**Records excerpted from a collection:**
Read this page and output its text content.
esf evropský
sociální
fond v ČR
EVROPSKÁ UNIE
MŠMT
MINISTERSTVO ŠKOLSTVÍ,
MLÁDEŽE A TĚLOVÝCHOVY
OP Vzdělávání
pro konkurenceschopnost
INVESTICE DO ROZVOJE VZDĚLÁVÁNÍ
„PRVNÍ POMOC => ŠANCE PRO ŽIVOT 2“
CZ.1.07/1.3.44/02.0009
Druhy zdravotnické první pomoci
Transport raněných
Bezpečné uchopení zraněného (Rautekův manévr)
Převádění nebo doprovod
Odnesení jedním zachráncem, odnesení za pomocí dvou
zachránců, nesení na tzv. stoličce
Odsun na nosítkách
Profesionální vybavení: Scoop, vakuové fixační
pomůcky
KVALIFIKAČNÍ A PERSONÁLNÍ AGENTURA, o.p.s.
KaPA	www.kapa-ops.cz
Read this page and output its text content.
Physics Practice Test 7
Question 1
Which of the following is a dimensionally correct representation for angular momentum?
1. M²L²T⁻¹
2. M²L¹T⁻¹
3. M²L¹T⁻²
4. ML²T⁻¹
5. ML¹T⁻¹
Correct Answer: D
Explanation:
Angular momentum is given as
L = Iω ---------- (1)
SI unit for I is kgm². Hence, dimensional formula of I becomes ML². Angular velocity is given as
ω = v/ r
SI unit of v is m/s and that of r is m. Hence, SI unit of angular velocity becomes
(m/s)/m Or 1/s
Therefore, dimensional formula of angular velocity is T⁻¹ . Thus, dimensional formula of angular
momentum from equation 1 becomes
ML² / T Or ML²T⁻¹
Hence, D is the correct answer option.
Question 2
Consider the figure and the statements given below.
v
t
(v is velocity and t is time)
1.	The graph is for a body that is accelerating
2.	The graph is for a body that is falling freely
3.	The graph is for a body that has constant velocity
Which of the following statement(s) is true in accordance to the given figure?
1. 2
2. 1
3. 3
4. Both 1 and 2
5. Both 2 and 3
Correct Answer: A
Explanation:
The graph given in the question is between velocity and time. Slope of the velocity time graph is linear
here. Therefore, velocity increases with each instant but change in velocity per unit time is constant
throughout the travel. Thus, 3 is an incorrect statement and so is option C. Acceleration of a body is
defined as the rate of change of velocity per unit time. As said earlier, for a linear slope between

**Stated goal:**
Retype every entry above, word for word.

**Task result:**
Read this page and output its text content.
esf evropský
sociální
fond v ČR
EVROPSKÁ UNIE
MŠMT
MINISTERSTVO ŠKOLSTVÍ,
MLÁDEŽE A TĚLOVÝCHOVY
OP Vzdělávání
pro konkurenceschopnost
INVESTICE DO ROZVOJE VZDĚLÁVÁNÍ
„PRVNÍ POMOC => ŠANCE PRO ŽIVOT 2“
CZ.1.07/1.3.44/02.0009
Druhy zdravotnické první pomoci
Transport raněných
Bezpečné uchopení zraněného (Rautekův manévr)
Převádění nebo doprovod
Odnesení jedním zachráncem, odnesení za pomocí dvou
zachránců, nesení na tzv. stoličce
Odsun na nosítkách
Profesionální vybavení: Scoop, vakuové fixační
pomůcky
KVALIFIKAČNÍ A PERSONÁLNÍ AGENTURA, o.p.s.
KaPA	www.kapa-ops.cz
Read this page and output its text content.
Physics Practice Test 7
Question 1
Which of the following is a dimensionally correct representation for angular momentum?
1. M²L²T⁻¹
2. M²L¹T⁻¹
3. M²L¹T⁻²
4. ML²T⁻¹
5. ML¹T⁻¹
Correct Answer: D
Explanation:
Angular momentum is given as
L = Iω ---------- (1)
SI unit for I is kgm². Hence, dimensional formula of I becomes ML². Angular velocity is given as
ω = v/ r
SI unit of v is m/s and that of r is m. Hence, SI unit of angular velocity becomes
(m/s)/m Or 1/s
Therefore, dimensional formula of angular velocity is T⁻¹ . Thus, dimensional formula of angular
momentum from equation 1 becomes
ML² / T Or ML²T⁻¹
Hence, D is the correct answer option.
Question 2
Consider the figure and the statements given below.
v
t
(v is velocity and t is time)
1.	The graph is for a body that is accelerating
2.	The graph is for a body that is falling freely
3.	The graph is for a body that has constant velocity
Which of the following statement(s) is true in accordance to the given figure?
1. 2
2. 1
3. 3
4. Both 1 and 2
5. Both 2 and 3
Correct Answer: A
Explanation:
The graph given in the question is between velocity and time. Slope of the velocity time graph is linear
here. Therefore, velocity increases with each instant but change in velocity per unit time is constant
throughout the travel. Thus, 3 is an incorrect statement and so is option C. Acceleration of a body is
defined as the rate of change of velocity per unit time. As said earlier, for a linear slope between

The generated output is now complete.